• Challenge: Skip the pictures. Repeat everything else in the records word for word.

• Source material:
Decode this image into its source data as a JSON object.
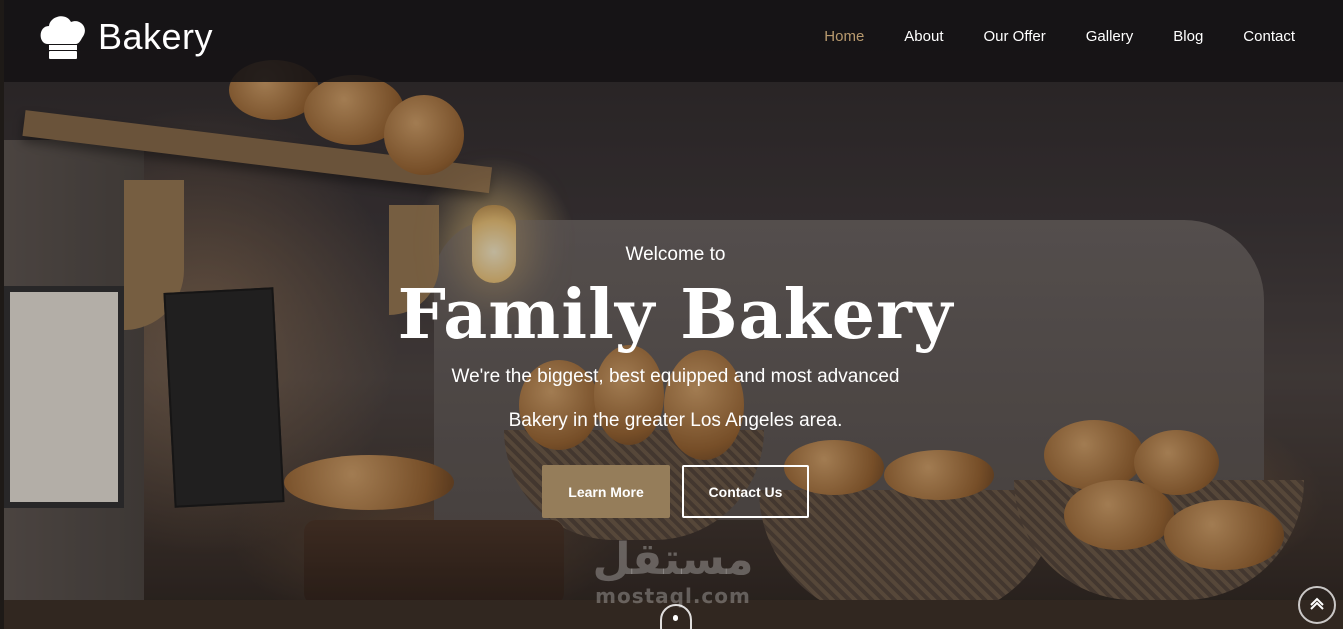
{
  "brand": {
    "name": "Bakery",
    "logo_icon": "chef-hat-icon"
  },
  "nav": {
    "items": [
      {
        "label": "Home",
        "active": true
      },
      {
        "label": "About",
        "active": false
      },
      {
        "label": "Our Offer",
        "active": false
      },
      {
        "label": "Gallery",
        "active": false
      },
      {
        "label": "Blog",
        "active": false
      },
      {
        "label": "Contact",
        "active": false
      }
    ]
  },
  "hero": {
    "welcome": "Welcome to",
    "title": "Family Bakery",
    "subtitle_line1": "We're the biggest, best equipped and most advanced",
    "subtitle_line2": "Bakery in the greater Los Angeles area.",
    "primary_button": "Learn More",
    "secondary_button": "Contact Us"
  },
  "watermark": {
    "arabic": "مستقل",
    "latin": "mostaql.com"
  },
  "colors": {
    "accent": "#957d5a",
    "nav_active": "#b89a6e",
    "navbar_bg": "#141214"
  },
  "icons": {
    "scroll": "mouse-scroll-icon",
    "back_to_top": "chevron-up-icon"
  }
}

• Correct output:
Decode this image into its source data as a JSON object.
{
  "brand": {
    "name": "Bakery",
    "logo_icon": "chef-hat-icon"
  },
  "nav": {
    "items": [
      {
        "label": "Home",
        "active": true
      },
      {
        "label": "About",
        "active": false
      },
      {
        "label": "Our Offer",
        "active": false
      },
      {
        "label": "Gallery",
        "active": false
      },
      {
        "label": "Blog",
        "active": false
      },
      {
        "label": "Contact",
        "active": false
      }
    ]
  },
  "hero": {
    "welcome": "Welcome to",
    "title": "Family Bakery",
    "subtitle_line1": "We're the biggest, best equipped and most advanced",
    "subtitle_line2": "Bakery in the greater Los Angeles area.",
    "primary_button": "Learn More",
    "secondary_button": "Contact Us"
  },
  "watermark": {
    "arabic": "مستقل",
    "latin": "mostaql.com"
  },
  "colors": {
    "accent": "#957d5a",
    "nav_active": "#b89a6e",
    "navbar_bg": "#141214"
  },
  "icons": {
    "scroll": "mouse-scroll-icon",
    "back_to_top": "chevron-up-icon"
  }
}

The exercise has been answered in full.